• _YOUR TASK_
Copy the lines that follow, keeping every character the same.

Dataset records
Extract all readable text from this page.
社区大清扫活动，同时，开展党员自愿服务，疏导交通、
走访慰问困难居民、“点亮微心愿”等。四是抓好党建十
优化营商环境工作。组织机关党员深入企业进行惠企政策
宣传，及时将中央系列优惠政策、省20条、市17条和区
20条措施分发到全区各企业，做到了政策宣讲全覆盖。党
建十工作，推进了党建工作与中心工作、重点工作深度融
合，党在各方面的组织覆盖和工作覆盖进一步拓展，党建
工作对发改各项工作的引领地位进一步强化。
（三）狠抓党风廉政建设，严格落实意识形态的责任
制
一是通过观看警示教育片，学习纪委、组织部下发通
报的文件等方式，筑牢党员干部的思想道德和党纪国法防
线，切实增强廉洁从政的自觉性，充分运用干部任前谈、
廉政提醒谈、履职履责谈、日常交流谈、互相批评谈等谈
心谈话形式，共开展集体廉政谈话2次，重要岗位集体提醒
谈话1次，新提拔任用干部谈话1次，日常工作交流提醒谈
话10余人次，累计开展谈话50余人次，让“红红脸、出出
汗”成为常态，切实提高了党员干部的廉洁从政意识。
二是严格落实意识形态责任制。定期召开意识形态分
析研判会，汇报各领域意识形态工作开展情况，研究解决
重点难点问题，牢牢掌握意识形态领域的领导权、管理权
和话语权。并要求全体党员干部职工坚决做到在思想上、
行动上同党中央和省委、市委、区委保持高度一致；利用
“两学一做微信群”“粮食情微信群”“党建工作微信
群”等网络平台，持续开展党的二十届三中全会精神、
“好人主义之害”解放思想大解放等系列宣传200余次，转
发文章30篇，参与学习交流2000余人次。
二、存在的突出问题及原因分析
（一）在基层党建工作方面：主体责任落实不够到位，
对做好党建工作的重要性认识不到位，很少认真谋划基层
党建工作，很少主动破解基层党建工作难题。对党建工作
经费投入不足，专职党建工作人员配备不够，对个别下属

• _THE RESULT_
Extract all readable text from this page.
社区大清扫活动，同时，开展党员自愿服务，疏导交通、
走访慰问困难居民、“点亮微心愿”等。四是抓好党建十
优化营商环境工作。组织机关党员深入企业进行惠企政策
宣传，及时将中央系列优惠政策、省20条、市17条和区
20条措施分发到全区各企业，做到了政策宣讲全覆盖。党
建十工作，推进了党建工作与中心工作、重点工作深度融
合，党在各方面的组织覆盖和工作覆盖进一步拓展，党建
工作对发改各项工作的引领地位进一步强化。
（三）狠抓党风廉政建设，严格落实意识形态的责任
制
一是通过观看警示教育片，学习纪委、组织部下发通
报的文件等方式，筑牢党员干部的思想道德和党纪国法防
线，切实增强廉洁从政的自觉性，充分运用干部任前谈、
廉政提醒谈、履职履责谈、日常交流谈、互相批评谈等谈
心谈话形式，共开展集体廉政谈话2次，重要岗位集体提醒
谈话1次，新提拔任用干部谈话1次，日常工作交流提醒谈
话10余人次，累计开展谈话50余人次，让“红红脸、出出
汗”成为常态，切实提高了党员干部的廉洁从政意识。
二是严格落实意识形态责任制。定期召开意识形态分
析研判会，汇报各领域意识形态工作开展情况，研究解决
重点难点问题，牢牢掌握意识形态领域的领导权、管理权
和话语权。并要求全体党员干部职工坚决做到在思想上、
行动上同党中央和省委、市委、区委保持高度一致；利用
“两学一做微信群”“粮食情微信群”“党建工作微信
群”等网络平台，持续开展党的二十届三中全会精神、
“好人主义之害”解放思想大解放等系列宣传200余次，转
发文章30篇，参与学习交流2000余人次。
二、存在的突出问题及原因分析
（一）在基层党建工作方面：主体责任落实不够到位，
对做好党建工作的重要性认识不到位，很少认真谋划基层
党建工作，很少主动破解基层党建工作难题。对党建工作
经费投入不足，专职党建工作人员配备不够，对个别下属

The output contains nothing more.